begin
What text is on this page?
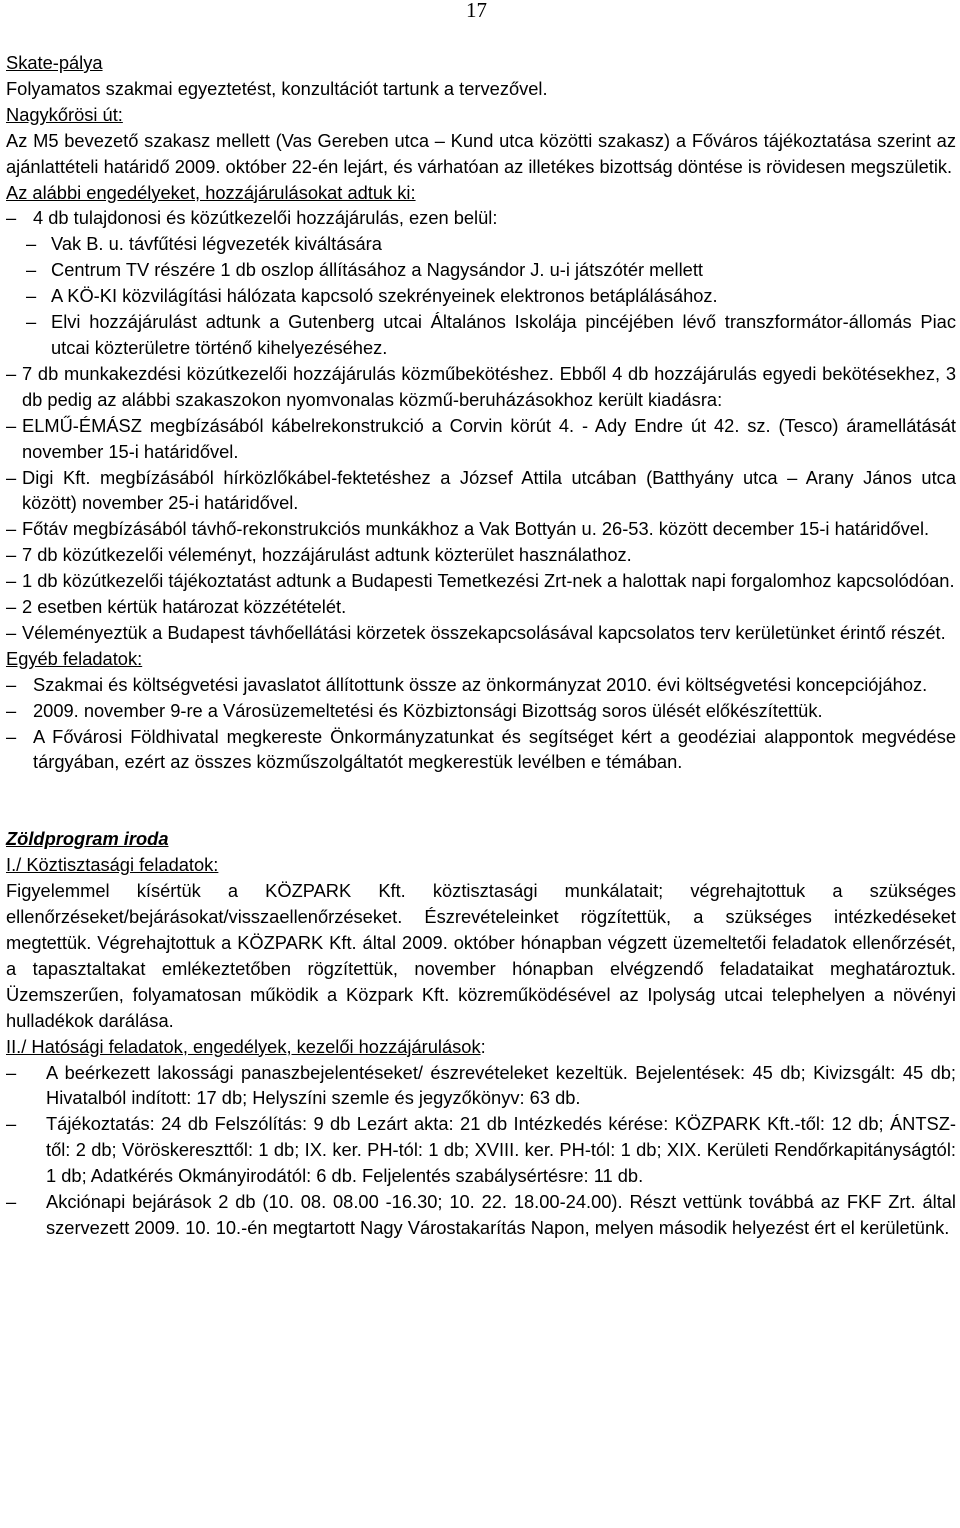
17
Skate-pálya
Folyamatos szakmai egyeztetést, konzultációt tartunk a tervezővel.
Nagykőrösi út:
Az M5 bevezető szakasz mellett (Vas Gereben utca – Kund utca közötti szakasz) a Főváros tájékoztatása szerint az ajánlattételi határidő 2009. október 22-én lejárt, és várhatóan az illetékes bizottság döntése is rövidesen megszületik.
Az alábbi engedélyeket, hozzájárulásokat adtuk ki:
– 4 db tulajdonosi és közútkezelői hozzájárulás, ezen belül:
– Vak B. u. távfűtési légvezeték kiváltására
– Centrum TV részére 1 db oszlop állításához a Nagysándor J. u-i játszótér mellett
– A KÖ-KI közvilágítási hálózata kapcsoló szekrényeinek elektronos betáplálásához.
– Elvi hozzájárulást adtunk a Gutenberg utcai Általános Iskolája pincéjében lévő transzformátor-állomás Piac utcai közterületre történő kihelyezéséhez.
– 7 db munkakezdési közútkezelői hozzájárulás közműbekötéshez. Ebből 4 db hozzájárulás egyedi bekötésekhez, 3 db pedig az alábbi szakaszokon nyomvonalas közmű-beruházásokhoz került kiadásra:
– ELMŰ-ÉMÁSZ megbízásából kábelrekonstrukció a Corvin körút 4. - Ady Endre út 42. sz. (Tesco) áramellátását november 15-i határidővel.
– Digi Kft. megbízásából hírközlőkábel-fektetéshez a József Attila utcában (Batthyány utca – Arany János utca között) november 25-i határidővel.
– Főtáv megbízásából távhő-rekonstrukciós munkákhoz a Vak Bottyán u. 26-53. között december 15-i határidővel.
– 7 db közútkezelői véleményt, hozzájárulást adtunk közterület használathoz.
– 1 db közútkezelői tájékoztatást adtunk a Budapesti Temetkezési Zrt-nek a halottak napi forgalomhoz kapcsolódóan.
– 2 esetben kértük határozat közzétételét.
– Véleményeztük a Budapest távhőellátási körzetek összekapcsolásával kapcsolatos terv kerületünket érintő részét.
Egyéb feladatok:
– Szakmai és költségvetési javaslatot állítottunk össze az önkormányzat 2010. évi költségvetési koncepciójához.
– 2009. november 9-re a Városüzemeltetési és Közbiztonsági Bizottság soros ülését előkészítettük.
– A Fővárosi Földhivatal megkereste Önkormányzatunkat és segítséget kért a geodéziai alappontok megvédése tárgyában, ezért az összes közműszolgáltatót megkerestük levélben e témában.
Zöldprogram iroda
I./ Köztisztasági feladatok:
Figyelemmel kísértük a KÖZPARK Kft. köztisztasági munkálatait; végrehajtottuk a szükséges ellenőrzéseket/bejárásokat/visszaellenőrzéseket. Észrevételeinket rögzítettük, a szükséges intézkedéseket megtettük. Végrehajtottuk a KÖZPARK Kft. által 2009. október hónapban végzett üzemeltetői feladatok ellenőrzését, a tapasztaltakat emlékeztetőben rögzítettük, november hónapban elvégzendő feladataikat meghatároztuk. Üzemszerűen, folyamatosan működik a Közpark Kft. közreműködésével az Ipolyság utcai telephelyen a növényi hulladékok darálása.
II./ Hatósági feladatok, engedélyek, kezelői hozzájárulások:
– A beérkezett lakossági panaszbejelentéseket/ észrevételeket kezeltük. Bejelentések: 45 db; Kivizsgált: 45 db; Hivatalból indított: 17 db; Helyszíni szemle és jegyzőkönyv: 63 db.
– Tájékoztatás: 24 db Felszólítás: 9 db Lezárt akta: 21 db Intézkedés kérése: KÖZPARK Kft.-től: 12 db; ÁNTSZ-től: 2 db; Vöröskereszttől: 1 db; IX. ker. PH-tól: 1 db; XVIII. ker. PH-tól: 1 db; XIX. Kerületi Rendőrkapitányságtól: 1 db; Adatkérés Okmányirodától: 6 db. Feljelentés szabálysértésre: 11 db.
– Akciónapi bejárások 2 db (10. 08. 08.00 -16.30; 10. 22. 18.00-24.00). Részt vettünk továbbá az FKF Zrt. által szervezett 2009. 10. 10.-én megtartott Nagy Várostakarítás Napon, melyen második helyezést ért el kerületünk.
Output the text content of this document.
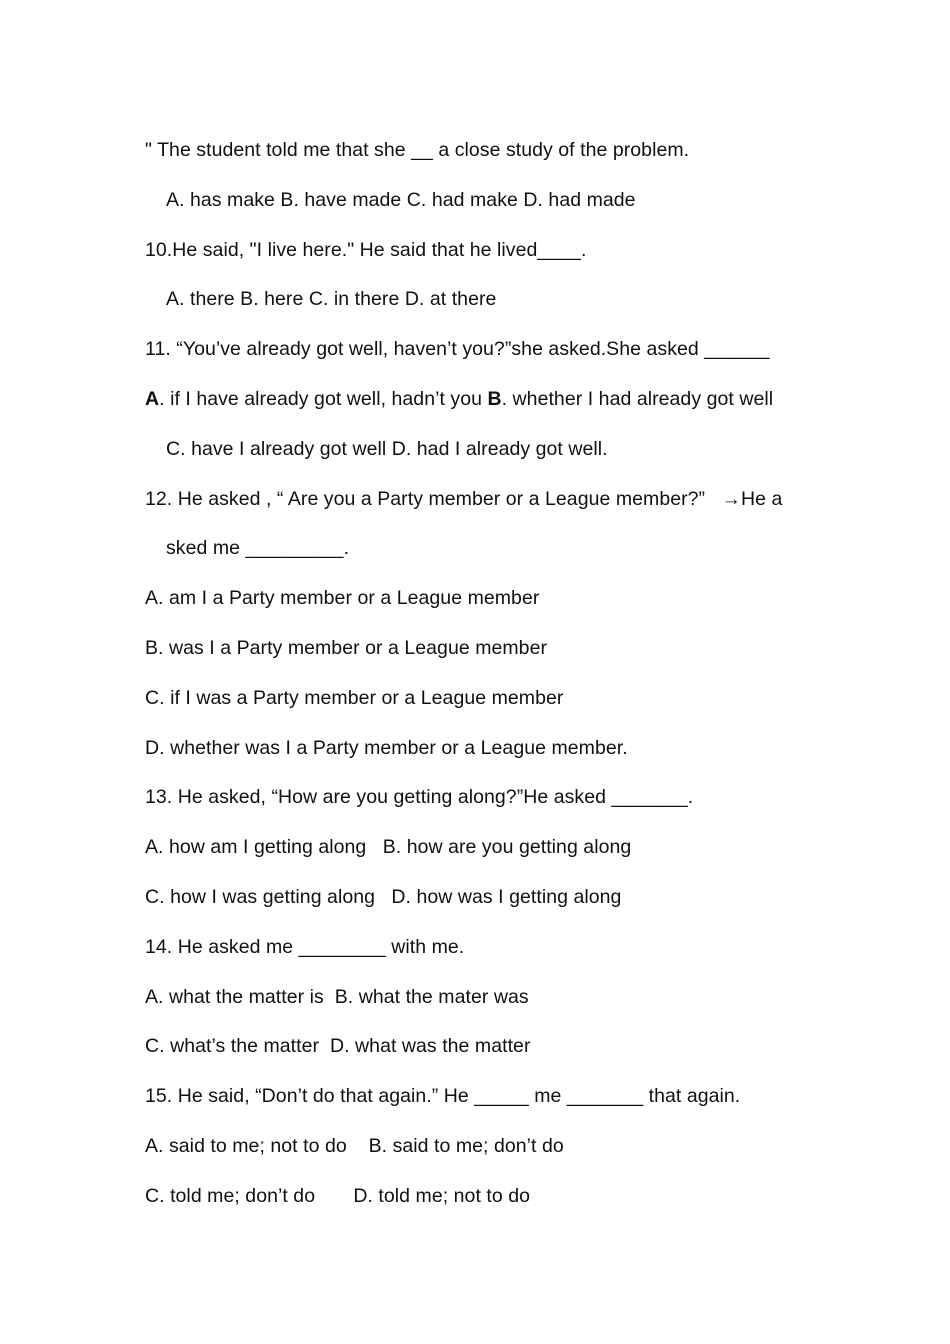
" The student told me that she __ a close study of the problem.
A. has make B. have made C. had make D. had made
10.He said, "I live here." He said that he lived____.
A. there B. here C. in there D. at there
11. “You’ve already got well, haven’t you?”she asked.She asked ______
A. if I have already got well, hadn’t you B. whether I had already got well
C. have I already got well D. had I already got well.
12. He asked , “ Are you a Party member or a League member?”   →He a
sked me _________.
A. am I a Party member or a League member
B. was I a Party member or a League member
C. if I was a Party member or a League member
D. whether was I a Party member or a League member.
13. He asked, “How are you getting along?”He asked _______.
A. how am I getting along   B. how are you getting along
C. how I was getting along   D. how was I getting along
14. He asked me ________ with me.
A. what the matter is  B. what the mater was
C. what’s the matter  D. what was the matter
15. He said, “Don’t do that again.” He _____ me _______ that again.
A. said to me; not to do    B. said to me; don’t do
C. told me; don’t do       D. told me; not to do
end
| GOAL |
Read through the entries and copy every line that includes "november".

| FINAL ANSWER |
– ELMŰ-ÉMÁSZ megbízásából kábelrekonstrukció a Corvin körút 4. - Ady Endre út 42. sz. (Tesco) áramellátását november 15-i határidővel.
– Digi Kft. megbízásából hírközlőkábel-fektetéshez a József Attila utcában (Batthyány utca – Arany János utca között) november 25-i határidővel.
– 2009. november 9-re a Városüzemeltetési és Közbiztonsági Bizottság soros ülését előkészítettük.
Figyelemmel kísértük a KÖZPARK Kft. köztisztasági munkálatait; végrehajtottuk a szükséges ellenőrzéseket/bejárásokat/visszaellenőrzéseket. Észrevételeinket rögzítettük, a szükséges intézkedéseket megtettük. Végrehajtottuk a KÖZPARK Kft. által 2009. október hónapban végzett üzemeltetői feladatok ellenőrzését, a tapasztaltakat emlékeztetőben rögzítettük, november hónapban elvégzendő feladataikat meghatároztuk. Üzemszerűen, folyamatosan működik a Közpark Kft. közreműködésével az Ipolyság utcai telephelyen a növényi hulladékok darálása.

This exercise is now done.